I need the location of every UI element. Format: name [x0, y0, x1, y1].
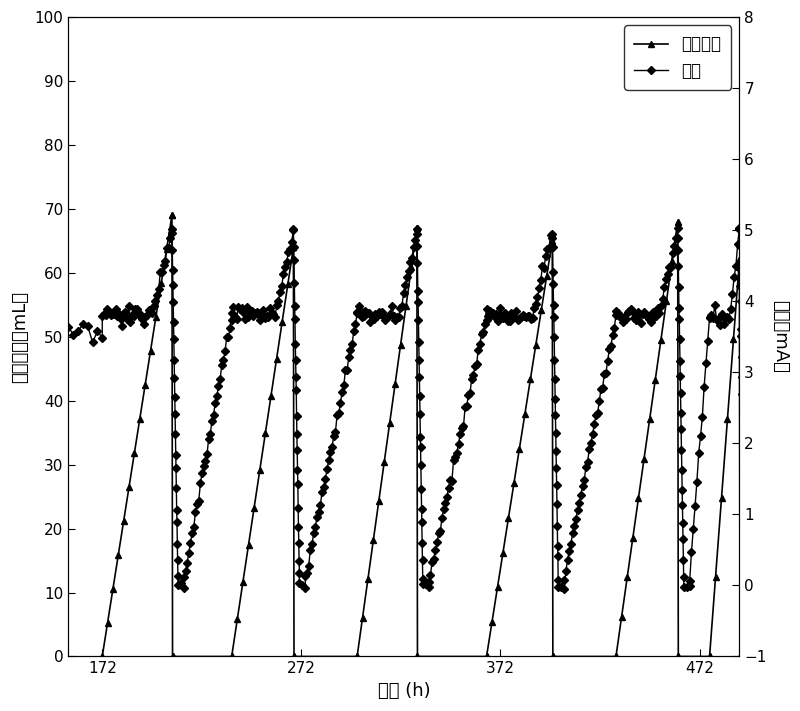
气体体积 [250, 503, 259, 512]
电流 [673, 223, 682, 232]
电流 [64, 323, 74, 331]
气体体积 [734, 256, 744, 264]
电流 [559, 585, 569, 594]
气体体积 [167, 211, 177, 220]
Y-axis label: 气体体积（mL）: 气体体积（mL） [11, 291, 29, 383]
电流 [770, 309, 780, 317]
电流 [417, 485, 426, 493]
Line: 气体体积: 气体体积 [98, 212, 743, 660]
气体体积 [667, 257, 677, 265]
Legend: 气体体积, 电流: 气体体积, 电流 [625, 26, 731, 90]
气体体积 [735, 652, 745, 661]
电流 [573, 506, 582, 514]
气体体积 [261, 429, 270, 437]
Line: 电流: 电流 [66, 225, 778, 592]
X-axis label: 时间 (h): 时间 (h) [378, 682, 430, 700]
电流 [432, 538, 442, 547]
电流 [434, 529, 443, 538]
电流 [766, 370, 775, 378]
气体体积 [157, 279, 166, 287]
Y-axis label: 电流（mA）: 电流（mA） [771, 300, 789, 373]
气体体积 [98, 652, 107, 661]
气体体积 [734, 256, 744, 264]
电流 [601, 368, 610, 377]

────

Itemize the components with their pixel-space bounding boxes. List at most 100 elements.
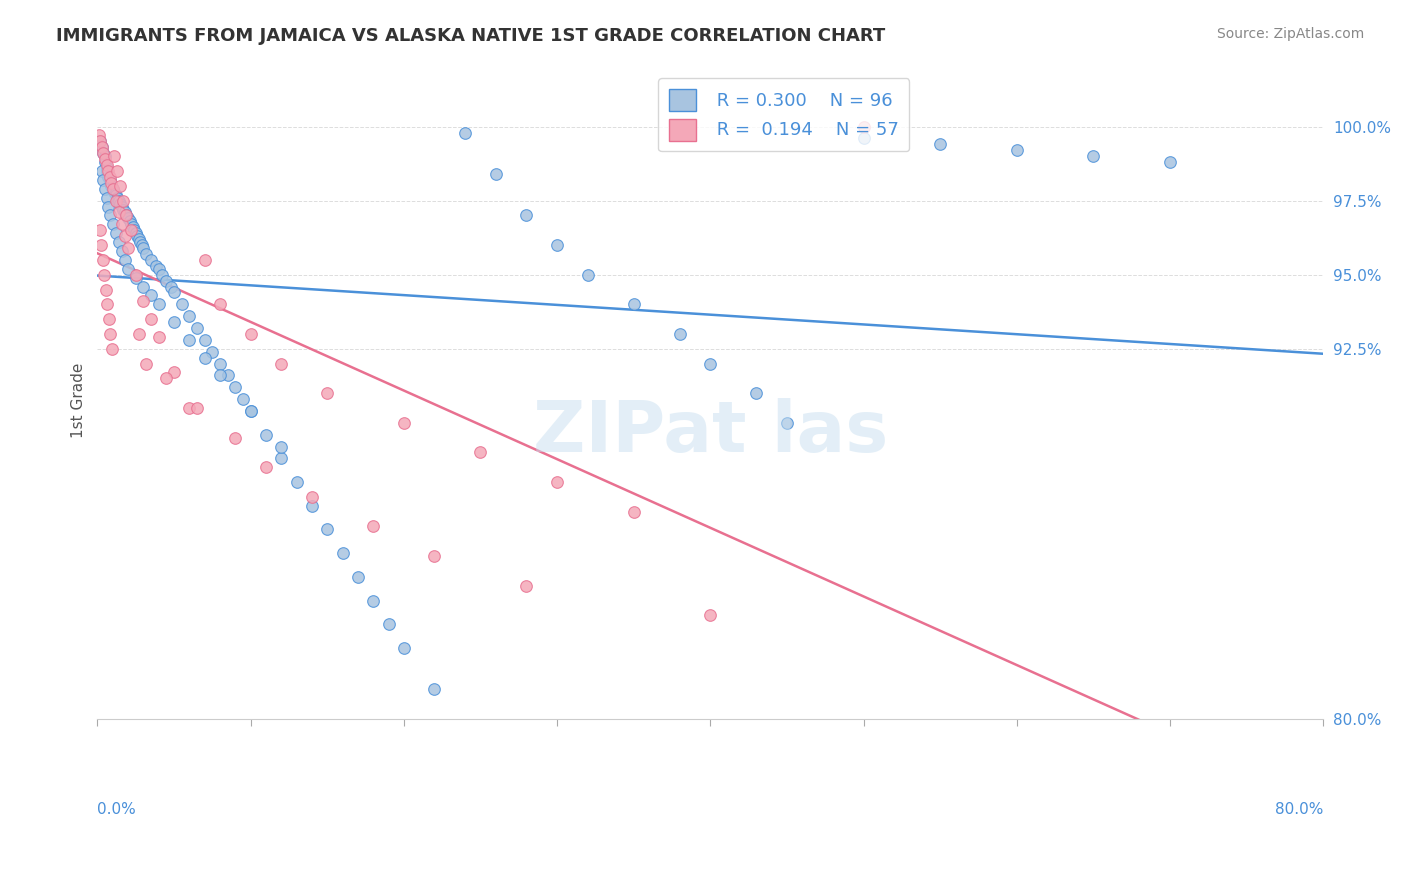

────

Which lines in the records above contain the string "label"? Copy each one, and treat uppercase and lowercase as different.

* Output of the exercise
Y-axis label: 气体体积（mL）: 气体体积（mL） [11, 291, 29, 383]
X-axis label: 时间 (h): 时间 (h) [378, 682, 430, 700]
Y-axis label: 电流（mA）: 电流（mA） [771, 300, 789, 373]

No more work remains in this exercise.